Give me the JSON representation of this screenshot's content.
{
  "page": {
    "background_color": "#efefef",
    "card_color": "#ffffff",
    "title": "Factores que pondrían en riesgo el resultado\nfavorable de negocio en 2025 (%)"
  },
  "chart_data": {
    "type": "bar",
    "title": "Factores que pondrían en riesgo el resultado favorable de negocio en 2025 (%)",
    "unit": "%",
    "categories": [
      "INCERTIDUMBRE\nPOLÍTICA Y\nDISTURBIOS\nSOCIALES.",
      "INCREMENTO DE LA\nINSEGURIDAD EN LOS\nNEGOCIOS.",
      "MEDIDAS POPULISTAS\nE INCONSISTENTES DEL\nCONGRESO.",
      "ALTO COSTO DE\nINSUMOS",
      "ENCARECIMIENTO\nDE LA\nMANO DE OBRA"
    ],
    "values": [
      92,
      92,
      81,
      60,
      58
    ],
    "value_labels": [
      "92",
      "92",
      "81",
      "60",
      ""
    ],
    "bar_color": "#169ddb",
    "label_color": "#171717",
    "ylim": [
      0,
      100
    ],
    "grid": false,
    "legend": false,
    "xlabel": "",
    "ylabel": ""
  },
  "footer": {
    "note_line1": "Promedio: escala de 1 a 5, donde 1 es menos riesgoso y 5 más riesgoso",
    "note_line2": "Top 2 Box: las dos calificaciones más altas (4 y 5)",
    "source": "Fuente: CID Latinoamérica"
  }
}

---

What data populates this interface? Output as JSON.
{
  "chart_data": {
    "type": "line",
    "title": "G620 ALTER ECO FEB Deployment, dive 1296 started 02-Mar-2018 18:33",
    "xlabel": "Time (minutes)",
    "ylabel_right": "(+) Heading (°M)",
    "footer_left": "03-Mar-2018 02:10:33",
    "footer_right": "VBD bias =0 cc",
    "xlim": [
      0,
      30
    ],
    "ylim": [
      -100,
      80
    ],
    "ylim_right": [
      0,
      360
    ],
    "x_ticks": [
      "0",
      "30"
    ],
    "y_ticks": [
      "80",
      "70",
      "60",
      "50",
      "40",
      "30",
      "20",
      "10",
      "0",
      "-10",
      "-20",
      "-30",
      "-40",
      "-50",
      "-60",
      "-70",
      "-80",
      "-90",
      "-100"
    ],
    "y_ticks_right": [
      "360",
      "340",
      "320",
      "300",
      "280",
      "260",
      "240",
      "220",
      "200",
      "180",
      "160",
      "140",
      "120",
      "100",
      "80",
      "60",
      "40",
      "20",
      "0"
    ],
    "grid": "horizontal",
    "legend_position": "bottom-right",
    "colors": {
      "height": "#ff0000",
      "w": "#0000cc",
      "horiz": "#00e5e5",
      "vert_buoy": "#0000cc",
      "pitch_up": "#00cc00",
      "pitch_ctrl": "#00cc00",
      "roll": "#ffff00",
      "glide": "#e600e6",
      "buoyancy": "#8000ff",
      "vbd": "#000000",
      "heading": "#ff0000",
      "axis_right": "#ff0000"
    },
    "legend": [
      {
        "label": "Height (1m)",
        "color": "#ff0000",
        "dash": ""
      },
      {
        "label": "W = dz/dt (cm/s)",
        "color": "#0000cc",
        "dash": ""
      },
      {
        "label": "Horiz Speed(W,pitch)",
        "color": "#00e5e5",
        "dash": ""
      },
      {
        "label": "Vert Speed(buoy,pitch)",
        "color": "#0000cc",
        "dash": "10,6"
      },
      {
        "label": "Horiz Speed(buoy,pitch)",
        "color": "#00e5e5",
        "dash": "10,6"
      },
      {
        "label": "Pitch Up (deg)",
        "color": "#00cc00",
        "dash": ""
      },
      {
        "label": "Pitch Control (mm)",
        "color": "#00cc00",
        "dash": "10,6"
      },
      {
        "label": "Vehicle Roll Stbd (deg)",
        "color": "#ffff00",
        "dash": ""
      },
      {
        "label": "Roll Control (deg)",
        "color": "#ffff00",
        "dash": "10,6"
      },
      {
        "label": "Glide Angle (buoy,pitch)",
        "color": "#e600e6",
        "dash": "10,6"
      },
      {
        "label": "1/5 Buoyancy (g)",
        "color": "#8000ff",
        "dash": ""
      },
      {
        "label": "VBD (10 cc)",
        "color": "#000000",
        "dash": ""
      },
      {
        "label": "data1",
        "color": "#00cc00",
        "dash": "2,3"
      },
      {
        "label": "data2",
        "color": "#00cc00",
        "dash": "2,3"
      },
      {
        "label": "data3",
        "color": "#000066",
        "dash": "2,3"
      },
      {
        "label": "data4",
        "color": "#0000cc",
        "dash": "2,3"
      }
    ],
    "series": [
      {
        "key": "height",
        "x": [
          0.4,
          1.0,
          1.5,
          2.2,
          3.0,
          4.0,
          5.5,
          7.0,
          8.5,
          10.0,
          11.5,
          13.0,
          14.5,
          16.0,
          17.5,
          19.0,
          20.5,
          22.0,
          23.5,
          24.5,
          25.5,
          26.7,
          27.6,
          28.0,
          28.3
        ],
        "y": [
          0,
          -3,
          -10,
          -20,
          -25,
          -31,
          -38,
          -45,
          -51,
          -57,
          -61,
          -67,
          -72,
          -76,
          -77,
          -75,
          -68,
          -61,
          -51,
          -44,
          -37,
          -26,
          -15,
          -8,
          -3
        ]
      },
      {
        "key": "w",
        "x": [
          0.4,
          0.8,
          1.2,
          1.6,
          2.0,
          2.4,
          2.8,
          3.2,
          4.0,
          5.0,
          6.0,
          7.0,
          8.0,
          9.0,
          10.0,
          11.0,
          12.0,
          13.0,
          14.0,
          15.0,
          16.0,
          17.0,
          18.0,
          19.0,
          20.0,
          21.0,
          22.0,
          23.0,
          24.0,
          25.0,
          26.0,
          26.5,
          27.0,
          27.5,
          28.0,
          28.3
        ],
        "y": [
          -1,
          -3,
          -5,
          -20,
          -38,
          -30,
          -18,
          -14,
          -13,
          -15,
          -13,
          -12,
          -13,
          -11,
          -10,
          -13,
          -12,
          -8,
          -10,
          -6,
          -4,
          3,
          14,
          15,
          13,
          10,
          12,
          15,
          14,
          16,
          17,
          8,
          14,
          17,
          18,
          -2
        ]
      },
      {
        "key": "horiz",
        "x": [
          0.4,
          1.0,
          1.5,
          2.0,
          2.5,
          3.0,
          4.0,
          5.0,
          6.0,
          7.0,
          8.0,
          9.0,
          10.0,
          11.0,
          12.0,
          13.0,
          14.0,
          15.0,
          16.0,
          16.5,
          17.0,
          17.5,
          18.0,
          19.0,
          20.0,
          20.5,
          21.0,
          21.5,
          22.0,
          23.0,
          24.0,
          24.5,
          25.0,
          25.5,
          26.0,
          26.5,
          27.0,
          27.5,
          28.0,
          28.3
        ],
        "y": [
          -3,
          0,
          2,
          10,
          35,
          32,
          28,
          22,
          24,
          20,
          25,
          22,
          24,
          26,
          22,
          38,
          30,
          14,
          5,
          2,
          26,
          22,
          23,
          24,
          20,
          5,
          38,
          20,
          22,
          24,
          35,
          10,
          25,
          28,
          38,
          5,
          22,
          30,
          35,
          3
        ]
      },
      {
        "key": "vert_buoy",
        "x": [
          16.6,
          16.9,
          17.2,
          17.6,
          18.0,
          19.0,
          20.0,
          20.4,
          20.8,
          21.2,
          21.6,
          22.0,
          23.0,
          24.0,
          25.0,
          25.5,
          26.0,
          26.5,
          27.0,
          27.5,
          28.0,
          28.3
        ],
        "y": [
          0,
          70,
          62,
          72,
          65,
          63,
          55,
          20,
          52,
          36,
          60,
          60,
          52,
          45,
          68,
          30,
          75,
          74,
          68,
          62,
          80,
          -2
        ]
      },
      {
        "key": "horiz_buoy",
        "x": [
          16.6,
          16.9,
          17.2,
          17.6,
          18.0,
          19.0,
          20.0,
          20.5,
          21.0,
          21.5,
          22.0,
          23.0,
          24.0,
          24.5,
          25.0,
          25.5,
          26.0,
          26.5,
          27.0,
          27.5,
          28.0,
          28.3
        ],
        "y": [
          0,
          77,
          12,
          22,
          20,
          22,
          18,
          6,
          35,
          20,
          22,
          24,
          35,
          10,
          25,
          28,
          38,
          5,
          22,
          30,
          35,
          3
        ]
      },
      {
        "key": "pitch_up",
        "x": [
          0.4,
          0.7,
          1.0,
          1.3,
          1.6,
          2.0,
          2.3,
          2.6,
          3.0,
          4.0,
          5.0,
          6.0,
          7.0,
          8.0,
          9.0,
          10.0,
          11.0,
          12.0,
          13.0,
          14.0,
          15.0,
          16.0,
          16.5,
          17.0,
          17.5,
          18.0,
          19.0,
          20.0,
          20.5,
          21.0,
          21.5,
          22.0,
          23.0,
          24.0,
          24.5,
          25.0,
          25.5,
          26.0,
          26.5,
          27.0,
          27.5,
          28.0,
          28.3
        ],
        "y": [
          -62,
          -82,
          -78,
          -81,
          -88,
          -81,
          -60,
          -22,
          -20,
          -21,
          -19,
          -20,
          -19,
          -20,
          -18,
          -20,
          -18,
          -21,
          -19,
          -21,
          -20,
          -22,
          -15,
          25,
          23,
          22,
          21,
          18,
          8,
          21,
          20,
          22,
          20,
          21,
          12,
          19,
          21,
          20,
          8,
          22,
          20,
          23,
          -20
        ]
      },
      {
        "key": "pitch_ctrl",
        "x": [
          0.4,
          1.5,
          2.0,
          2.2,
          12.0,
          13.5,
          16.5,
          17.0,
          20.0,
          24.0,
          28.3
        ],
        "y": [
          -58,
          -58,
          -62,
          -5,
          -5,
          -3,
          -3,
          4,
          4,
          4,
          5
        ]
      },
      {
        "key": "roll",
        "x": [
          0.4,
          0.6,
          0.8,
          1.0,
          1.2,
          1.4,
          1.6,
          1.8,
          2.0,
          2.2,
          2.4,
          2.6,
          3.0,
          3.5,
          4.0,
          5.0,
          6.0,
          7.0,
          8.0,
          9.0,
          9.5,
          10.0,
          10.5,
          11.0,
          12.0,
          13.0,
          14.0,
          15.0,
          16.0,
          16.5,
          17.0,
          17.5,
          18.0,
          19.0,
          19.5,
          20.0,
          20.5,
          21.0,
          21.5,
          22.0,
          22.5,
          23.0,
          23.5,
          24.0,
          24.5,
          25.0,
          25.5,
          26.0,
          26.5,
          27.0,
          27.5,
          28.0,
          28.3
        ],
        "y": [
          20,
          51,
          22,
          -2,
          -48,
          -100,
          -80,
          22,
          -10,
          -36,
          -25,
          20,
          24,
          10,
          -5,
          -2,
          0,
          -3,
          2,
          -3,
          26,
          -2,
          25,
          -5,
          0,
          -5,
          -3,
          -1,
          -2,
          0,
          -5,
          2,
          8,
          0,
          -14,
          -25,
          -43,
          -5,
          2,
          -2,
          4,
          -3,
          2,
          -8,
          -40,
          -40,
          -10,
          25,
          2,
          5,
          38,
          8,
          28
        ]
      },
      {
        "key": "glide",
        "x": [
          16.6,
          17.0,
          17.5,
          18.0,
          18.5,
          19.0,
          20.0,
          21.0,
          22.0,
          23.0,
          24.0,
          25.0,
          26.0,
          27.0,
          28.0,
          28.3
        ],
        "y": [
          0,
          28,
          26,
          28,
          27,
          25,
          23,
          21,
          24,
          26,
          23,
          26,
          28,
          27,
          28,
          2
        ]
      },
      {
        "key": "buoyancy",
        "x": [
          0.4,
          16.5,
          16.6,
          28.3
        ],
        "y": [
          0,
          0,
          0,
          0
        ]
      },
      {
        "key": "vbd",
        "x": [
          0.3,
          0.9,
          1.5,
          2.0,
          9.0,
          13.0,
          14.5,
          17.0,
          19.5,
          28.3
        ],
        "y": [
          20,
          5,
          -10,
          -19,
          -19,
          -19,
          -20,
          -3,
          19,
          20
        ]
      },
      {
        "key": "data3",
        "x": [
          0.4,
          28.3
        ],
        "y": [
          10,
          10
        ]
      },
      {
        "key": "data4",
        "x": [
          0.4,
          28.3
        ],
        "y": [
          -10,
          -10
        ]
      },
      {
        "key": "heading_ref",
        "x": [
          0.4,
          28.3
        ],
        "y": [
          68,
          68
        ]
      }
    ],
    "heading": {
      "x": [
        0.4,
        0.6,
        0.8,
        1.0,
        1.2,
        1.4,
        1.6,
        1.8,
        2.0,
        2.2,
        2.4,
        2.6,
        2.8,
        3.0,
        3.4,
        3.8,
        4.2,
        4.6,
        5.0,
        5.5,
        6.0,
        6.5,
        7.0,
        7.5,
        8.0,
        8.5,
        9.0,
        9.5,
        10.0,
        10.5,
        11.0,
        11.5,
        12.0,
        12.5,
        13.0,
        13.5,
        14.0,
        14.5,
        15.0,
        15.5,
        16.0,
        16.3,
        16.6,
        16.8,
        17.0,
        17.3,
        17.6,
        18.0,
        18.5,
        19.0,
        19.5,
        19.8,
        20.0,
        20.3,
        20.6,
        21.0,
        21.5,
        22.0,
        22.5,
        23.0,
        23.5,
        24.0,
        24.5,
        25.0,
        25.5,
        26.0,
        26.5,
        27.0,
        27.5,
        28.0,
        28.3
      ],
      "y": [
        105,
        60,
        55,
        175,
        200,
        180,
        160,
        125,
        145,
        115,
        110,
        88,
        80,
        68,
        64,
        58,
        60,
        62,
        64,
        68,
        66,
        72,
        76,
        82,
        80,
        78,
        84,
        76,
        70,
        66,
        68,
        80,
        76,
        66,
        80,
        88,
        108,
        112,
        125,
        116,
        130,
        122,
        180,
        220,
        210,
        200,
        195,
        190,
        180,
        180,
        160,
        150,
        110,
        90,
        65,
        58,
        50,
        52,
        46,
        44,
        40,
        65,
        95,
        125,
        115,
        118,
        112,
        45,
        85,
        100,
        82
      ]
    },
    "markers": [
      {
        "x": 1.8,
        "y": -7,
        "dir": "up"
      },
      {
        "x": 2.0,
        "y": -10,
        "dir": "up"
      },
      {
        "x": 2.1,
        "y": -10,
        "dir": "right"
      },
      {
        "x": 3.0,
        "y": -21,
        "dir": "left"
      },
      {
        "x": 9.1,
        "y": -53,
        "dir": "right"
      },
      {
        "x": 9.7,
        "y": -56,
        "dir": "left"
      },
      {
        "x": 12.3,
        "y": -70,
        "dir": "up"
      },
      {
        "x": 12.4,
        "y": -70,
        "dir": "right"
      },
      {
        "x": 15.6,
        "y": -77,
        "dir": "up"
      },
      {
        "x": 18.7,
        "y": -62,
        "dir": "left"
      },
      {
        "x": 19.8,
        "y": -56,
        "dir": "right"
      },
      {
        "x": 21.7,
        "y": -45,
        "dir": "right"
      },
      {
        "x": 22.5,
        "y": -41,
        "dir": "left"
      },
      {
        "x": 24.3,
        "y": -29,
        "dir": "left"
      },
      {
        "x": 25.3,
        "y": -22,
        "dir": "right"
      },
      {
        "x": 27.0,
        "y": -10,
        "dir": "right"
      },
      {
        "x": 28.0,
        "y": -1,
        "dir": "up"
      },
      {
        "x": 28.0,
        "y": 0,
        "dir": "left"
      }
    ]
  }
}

_WHAT YOU WILL DO_:
From the entries above, return each line with the word "Control" in it.

_WRITTEN RESPONSE_:
        "label": "Pitch Control (mm)",
        "label": "Roll Control (deg)",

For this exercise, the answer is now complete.